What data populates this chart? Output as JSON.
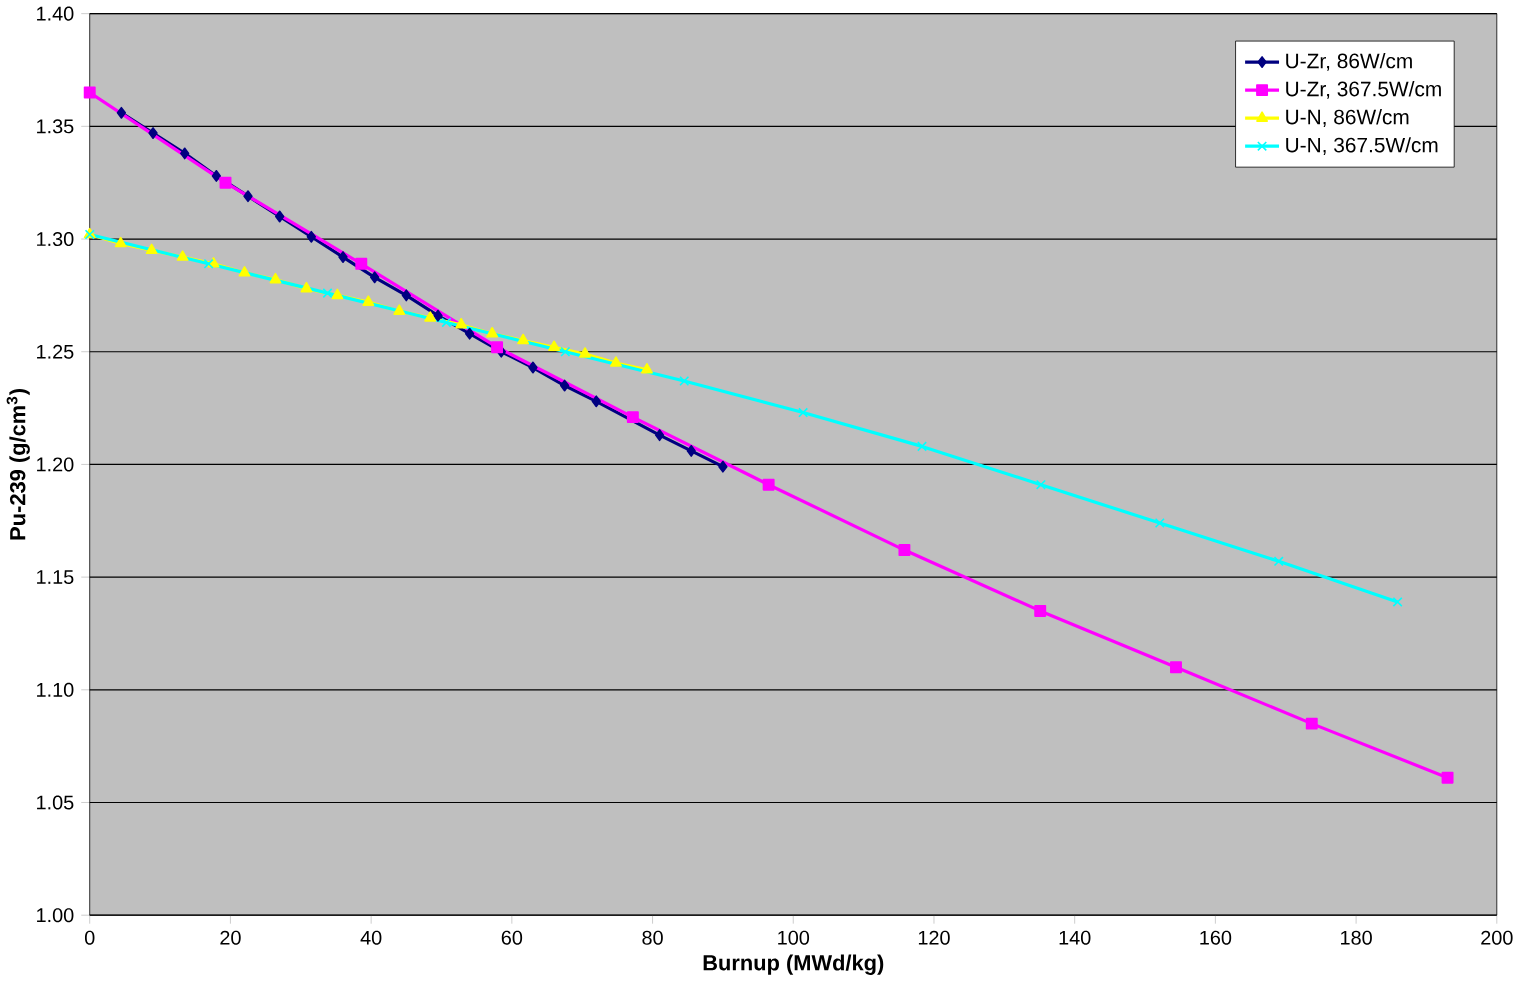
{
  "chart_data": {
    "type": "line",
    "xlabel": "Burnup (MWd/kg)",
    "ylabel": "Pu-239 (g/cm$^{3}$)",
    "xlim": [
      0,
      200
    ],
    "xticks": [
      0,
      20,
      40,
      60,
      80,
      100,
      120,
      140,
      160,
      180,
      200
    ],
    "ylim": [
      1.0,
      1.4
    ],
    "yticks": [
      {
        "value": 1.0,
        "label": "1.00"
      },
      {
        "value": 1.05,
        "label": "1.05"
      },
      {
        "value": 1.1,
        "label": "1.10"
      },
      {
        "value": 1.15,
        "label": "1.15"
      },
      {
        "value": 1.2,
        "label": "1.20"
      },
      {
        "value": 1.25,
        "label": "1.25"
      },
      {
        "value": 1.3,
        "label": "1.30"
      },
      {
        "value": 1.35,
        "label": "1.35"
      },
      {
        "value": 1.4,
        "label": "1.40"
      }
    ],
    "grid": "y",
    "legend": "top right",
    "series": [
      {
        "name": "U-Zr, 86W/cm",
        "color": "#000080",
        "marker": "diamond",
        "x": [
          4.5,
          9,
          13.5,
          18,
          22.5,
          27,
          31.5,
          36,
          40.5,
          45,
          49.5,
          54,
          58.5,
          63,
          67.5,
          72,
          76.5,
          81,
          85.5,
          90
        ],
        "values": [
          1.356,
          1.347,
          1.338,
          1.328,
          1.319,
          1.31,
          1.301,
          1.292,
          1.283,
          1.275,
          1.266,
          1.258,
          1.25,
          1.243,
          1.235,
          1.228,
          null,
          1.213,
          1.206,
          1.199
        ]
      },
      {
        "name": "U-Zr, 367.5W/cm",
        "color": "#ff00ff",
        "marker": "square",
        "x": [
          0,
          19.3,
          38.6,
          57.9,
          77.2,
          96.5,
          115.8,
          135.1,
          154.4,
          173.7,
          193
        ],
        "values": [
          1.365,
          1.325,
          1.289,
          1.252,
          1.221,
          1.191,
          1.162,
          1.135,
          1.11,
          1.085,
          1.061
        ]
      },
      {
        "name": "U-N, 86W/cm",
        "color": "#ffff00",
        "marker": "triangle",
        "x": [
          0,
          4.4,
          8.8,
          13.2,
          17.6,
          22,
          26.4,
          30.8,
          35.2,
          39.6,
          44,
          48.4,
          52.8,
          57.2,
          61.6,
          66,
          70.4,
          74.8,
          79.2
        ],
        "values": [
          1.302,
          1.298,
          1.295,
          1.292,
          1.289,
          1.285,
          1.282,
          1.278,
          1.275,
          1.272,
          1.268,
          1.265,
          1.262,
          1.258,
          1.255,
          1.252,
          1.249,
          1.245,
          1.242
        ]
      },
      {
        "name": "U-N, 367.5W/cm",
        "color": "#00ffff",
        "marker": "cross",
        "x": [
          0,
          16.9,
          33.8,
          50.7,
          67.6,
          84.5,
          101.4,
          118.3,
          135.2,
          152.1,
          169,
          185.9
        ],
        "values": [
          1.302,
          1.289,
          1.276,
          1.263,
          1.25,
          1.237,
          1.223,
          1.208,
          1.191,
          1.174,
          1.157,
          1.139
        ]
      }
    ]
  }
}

==

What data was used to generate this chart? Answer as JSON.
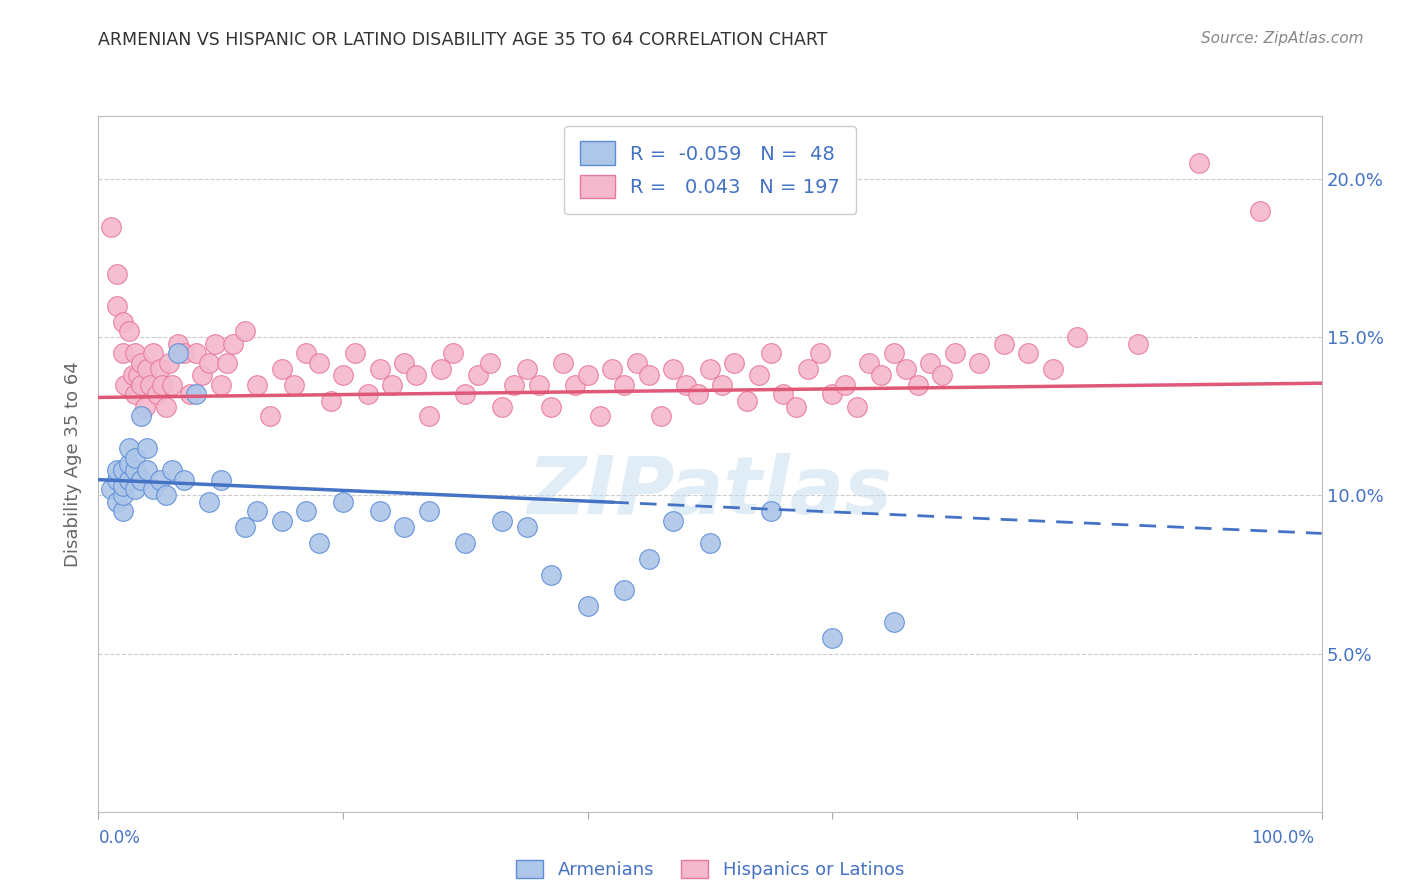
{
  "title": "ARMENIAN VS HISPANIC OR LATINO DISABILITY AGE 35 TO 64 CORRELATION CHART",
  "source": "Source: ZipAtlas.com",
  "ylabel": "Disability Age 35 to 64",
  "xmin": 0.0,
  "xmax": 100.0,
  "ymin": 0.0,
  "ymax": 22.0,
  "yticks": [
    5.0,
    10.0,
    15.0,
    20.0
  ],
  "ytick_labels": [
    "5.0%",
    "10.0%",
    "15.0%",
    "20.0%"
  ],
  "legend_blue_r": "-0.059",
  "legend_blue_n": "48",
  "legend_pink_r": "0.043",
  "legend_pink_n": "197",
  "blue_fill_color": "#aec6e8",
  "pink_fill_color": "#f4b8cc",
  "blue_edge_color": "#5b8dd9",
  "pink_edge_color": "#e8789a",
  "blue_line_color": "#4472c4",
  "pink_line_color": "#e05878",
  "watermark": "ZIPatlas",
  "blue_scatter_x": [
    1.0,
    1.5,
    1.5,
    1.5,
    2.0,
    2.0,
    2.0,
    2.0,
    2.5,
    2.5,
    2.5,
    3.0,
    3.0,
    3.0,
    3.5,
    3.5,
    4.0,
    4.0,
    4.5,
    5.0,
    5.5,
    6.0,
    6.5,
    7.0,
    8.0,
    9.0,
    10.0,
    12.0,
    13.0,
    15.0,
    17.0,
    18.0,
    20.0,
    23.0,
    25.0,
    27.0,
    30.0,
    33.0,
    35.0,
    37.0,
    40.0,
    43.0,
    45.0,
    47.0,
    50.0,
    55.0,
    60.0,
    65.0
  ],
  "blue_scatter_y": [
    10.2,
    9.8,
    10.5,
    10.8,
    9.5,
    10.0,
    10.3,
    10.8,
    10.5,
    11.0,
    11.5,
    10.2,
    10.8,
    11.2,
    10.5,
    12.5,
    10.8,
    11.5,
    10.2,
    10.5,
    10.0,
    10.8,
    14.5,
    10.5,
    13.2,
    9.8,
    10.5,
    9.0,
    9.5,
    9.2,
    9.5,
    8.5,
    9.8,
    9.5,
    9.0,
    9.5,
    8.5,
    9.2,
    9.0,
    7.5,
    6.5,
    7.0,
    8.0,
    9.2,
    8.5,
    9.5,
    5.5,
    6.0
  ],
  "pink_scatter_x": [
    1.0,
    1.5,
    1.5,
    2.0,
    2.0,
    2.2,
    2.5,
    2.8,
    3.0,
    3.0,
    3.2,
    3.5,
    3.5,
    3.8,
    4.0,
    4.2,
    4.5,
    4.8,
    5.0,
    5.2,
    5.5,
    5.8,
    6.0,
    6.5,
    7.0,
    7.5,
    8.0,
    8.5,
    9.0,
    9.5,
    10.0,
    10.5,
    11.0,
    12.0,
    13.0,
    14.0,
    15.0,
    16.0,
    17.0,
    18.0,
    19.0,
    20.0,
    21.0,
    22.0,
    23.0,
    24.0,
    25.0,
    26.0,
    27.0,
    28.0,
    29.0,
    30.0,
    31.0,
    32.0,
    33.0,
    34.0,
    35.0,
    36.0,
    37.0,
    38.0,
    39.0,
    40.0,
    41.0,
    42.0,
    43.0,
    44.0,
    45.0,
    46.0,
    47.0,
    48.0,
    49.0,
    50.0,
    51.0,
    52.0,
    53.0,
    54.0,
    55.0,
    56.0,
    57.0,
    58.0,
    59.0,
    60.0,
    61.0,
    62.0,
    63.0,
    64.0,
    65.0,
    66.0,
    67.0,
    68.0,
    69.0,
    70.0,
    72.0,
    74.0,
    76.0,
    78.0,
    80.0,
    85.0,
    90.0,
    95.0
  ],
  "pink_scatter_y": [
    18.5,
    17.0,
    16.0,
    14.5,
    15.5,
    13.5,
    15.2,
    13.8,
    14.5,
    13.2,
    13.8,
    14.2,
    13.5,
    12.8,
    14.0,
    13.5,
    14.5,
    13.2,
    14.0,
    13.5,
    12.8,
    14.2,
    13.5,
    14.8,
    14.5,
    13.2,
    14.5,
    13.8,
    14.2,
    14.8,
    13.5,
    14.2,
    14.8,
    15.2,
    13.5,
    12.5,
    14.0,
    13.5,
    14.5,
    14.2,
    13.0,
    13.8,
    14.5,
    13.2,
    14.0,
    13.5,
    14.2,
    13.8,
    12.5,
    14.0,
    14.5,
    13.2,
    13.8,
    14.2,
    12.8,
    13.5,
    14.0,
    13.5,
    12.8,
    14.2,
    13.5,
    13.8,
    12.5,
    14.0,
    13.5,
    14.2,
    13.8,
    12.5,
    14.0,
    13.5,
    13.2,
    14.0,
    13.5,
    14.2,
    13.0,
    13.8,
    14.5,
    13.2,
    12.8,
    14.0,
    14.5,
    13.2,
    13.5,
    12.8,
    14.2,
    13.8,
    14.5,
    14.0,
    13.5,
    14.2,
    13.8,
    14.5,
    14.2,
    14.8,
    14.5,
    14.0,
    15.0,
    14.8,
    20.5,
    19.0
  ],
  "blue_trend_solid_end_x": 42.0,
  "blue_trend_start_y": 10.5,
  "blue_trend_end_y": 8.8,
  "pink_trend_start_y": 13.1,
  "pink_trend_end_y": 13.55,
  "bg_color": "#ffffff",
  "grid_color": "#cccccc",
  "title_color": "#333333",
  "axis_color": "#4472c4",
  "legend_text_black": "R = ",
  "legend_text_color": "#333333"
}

_What you are asked to do_
Copy every line from the records above that contains the word "this".

_Task result_
What data populates this chart? Output as JSON.
What data was used to generate this chart? Answer as JSON.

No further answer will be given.